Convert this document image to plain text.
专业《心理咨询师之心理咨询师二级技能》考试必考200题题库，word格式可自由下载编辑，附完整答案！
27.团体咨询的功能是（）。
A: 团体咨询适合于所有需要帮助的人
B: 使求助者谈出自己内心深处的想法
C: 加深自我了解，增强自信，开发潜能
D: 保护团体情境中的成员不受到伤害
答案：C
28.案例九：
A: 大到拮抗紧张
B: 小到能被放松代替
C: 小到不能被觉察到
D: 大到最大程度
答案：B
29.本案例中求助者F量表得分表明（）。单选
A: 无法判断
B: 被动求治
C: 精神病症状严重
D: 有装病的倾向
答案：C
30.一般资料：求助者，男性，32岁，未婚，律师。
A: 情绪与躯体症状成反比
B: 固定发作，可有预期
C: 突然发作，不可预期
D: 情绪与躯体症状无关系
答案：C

*-*-*

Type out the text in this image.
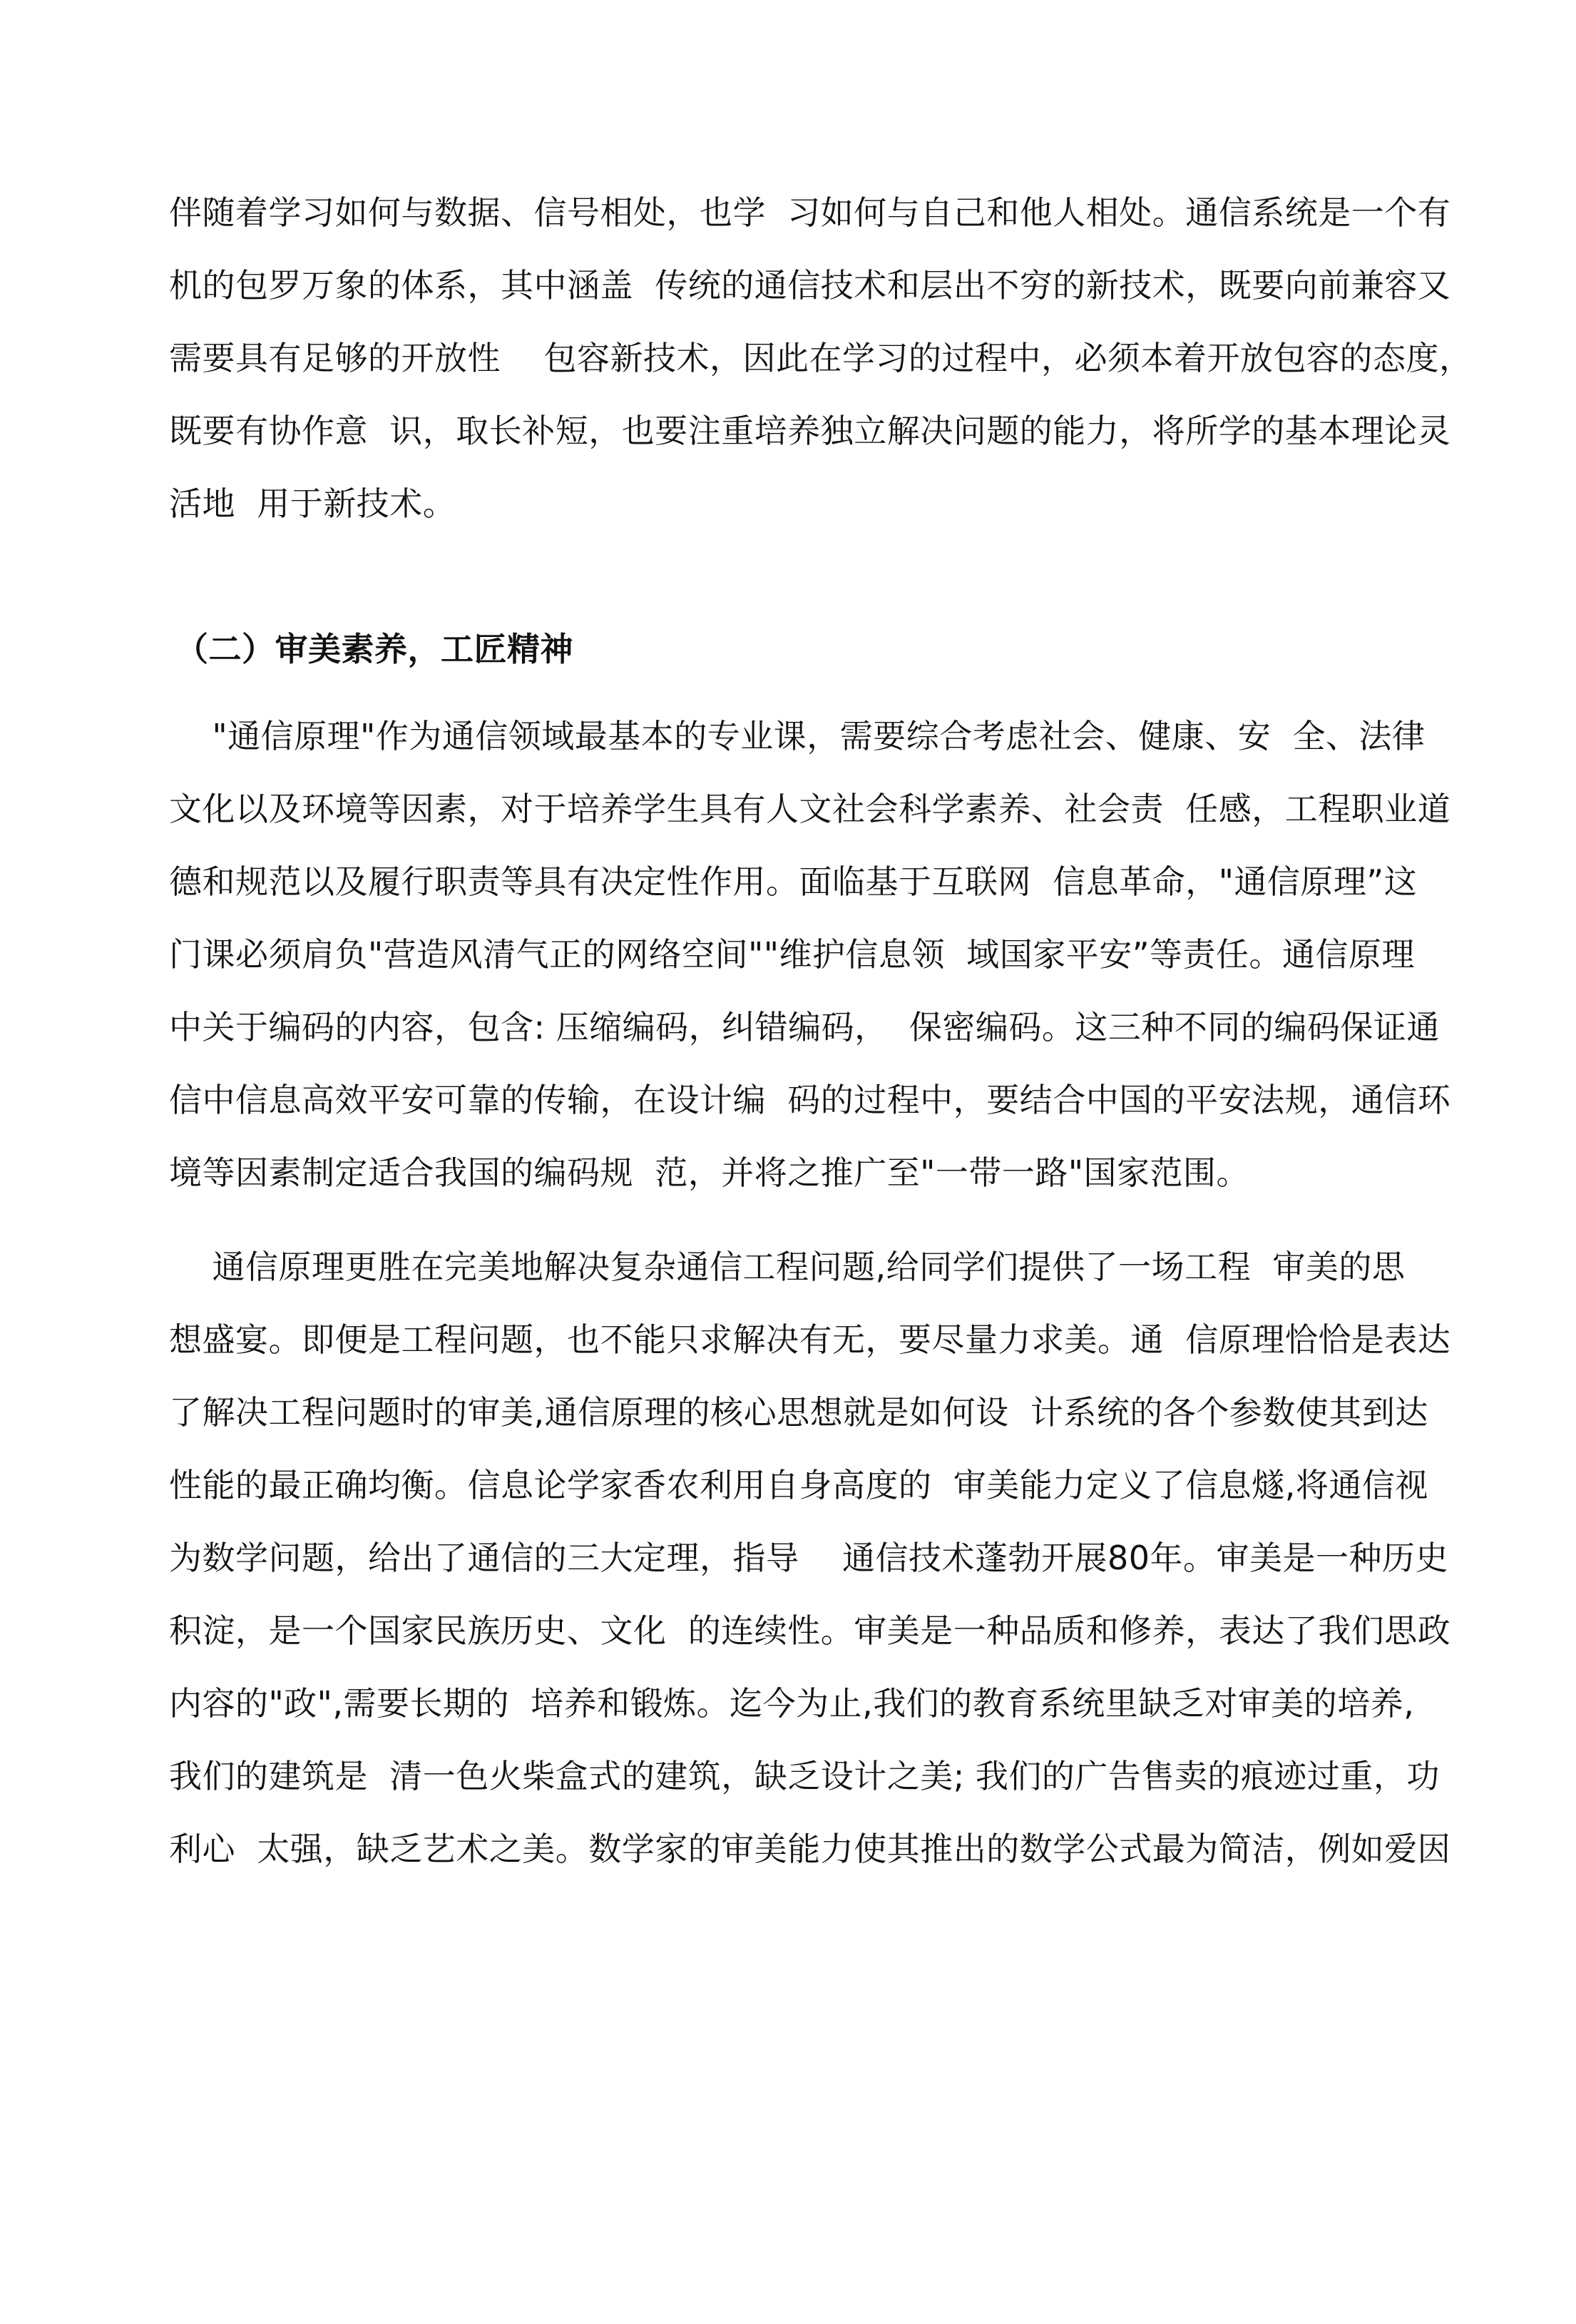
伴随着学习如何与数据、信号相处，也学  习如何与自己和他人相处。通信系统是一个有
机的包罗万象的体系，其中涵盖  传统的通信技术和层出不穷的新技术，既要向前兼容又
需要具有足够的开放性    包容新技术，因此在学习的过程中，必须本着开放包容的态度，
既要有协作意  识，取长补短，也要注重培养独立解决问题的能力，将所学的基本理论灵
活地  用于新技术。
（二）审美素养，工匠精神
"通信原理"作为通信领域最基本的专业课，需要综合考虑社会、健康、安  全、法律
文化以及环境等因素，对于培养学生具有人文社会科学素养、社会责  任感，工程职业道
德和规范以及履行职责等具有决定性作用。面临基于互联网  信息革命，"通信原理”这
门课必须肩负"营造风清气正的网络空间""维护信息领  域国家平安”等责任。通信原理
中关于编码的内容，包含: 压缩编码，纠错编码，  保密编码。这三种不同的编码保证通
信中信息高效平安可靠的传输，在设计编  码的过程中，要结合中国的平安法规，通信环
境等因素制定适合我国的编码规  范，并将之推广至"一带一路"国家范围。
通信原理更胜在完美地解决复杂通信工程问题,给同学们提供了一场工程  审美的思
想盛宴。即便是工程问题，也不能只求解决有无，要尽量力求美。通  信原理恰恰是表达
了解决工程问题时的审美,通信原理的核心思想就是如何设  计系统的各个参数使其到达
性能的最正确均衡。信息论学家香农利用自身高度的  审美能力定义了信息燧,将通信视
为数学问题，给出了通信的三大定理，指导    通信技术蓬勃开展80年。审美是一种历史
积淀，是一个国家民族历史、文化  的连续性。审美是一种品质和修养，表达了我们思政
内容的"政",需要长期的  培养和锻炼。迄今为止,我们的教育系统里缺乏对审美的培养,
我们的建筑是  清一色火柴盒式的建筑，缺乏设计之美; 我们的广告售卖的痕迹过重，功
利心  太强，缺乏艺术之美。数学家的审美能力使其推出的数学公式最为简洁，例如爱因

*-*-*

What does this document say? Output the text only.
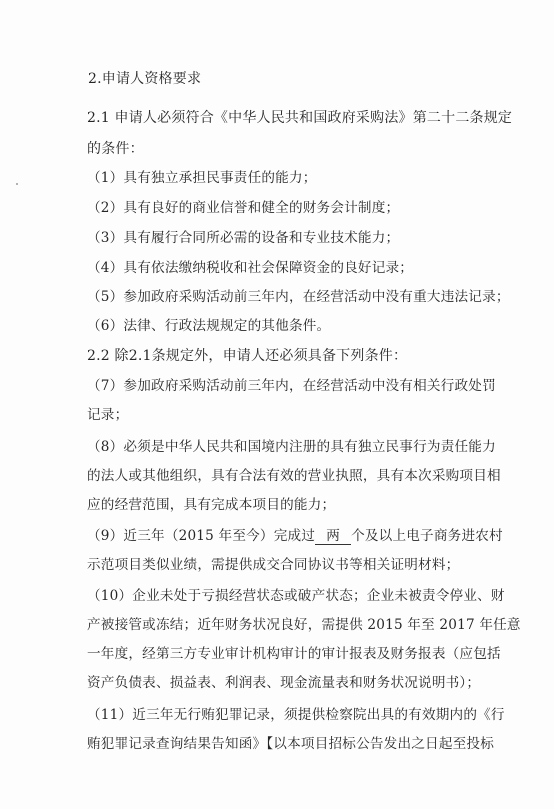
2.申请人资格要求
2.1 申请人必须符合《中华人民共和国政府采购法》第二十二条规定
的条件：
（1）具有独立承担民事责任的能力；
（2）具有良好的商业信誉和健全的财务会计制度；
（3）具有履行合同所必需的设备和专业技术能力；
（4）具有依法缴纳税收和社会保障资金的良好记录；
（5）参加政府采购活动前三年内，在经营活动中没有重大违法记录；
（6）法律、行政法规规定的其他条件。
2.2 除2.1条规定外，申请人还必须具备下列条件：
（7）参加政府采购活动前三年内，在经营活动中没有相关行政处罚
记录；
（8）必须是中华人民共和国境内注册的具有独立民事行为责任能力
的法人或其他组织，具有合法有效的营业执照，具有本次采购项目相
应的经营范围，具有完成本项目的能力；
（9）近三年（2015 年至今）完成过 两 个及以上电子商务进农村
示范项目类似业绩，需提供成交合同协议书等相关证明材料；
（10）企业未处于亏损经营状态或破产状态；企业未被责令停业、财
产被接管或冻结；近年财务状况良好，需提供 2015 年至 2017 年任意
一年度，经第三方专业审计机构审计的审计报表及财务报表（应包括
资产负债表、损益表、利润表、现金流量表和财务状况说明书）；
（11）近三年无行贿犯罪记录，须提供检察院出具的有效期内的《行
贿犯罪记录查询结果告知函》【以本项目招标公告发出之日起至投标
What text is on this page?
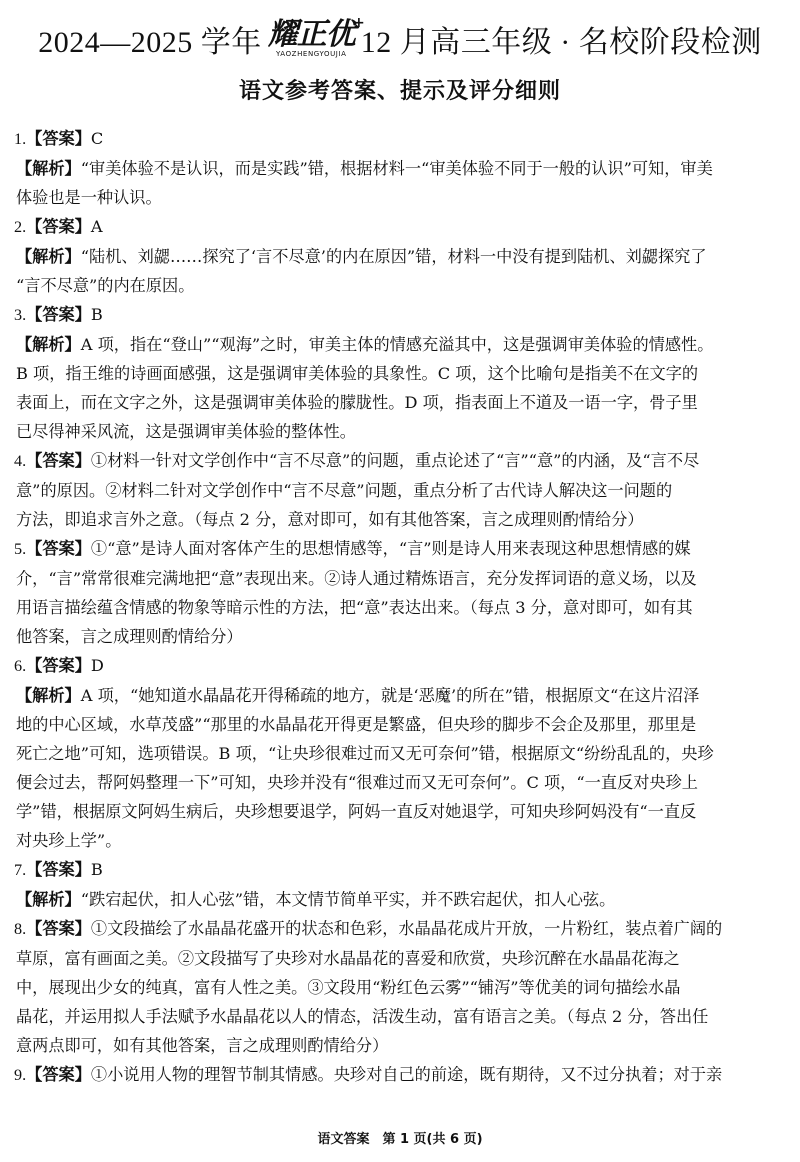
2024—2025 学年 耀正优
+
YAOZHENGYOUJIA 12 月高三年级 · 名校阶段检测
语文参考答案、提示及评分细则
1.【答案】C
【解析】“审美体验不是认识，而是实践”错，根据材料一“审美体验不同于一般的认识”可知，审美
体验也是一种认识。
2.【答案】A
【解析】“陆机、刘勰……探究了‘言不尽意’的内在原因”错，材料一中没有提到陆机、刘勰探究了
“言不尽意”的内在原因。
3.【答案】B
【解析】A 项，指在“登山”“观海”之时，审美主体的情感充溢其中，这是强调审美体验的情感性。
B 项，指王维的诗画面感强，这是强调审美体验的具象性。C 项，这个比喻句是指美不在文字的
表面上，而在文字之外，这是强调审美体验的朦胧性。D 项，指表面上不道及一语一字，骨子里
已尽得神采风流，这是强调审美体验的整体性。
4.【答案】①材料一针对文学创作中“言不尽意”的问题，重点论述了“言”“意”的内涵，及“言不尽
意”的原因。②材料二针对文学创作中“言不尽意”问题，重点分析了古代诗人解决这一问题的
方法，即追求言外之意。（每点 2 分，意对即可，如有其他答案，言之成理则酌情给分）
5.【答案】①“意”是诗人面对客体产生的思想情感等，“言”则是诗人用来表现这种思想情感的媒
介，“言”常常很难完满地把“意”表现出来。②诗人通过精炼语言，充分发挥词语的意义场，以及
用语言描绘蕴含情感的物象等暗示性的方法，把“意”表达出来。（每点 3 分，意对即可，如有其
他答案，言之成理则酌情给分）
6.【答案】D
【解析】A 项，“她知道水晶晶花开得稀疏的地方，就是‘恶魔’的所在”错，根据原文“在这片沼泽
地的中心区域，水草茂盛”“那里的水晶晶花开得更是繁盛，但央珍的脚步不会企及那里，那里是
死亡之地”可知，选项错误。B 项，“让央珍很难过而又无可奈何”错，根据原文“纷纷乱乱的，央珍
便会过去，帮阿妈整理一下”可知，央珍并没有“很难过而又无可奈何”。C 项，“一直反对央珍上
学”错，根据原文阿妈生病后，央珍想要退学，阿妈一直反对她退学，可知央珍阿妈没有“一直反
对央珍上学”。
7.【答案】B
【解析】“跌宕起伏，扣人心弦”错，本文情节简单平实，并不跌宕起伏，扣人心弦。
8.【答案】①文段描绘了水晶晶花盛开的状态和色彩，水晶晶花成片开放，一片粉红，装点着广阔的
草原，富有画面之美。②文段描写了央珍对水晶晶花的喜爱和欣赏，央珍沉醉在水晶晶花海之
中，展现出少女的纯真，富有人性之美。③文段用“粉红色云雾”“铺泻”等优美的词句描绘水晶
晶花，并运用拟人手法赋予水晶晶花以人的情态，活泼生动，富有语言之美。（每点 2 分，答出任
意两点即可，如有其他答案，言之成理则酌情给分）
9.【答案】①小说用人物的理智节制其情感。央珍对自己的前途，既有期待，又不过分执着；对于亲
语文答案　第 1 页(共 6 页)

*-*-*

▸ **TASK TO COMPLETE**
Figure out how many lines of the data above include "this", then give the number and nothing more.

▸ **THE ANSWER**
4